[Collected data]
----

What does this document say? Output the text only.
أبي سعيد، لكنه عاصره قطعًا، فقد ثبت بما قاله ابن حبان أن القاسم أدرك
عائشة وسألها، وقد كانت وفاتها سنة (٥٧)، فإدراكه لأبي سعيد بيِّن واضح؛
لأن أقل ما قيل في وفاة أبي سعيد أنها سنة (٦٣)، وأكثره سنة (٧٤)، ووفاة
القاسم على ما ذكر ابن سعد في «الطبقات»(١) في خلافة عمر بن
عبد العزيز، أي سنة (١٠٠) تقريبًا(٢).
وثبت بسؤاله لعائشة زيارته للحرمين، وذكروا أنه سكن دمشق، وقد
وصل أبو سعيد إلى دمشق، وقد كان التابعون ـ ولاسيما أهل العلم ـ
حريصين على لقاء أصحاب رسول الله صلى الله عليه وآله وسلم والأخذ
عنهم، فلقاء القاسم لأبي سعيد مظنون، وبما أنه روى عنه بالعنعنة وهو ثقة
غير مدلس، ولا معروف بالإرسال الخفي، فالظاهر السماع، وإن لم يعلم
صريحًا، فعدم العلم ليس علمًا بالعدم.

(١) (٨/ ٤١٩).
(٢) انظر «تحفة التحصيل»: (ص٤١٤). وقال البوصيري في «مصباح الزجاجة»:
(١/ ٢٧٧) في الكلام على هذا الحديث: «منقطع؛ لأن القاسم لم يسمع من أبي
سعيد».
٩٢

----

§ **WHAT IS BEING ASKED**
Please give back all of the records exactly as written.

§ **TASK SOLUTION**
What does this document say? Output the text only.
أبي سعيد، لكنه عاصره قطعًا، فقد ثبت بما قاله ابن حبان أن القاسم أدرك
عائشة وسألها، وقد كانت وفاتها سنة (٥٧)، فإدراكه لأبي سعيد بيِّن واضح؛
لأن أقل ما قيل في وفاة أبي سعيد أنها سنة (٦٣)، وأكثره سنة (٧٤)، ووفاة
القاسم على ما ذكر ابن سعد في «الطبقات»(١) في خلافة عمر بن
عبد العزيز، أي سنة (١٠٠) تقريبًا(٢).
وثبت بسؤاله لعائشة زيارته للحرمين، وذكروا أنه سكن دمشق، وقد
وصل أبو سعيد إلى دمشق، وقد كان التابعون ـ ولاسيما أهل العلم ـ
حريصين على لقاء أصحاب رسول الله صلى الله عليه وآله وسلم والأخذ
عنهم، فلقاء القاسم لأبي سعيد مظنون، وبما أنه روى عنه بالعنعنة وهو ثقة
غير مدلس، ولا معروف بالإرسال الخفي، فالظاهر السماع، وإن لم يعلم
صريحًا، فعدم العلم ليس علمًا بالعدم.

(١) (٨/ ٤١٩).
(٢) انظر «تحفة التحصيل»: (ص٤١٤). وقال البوصيري في «مصباح الزجاجة»:
(١/ ٢٧٧) في الكلام على هذا الحديث: «منقطع؛ لأن القاسم لم يسمع من أبي
سعيد».
٩٢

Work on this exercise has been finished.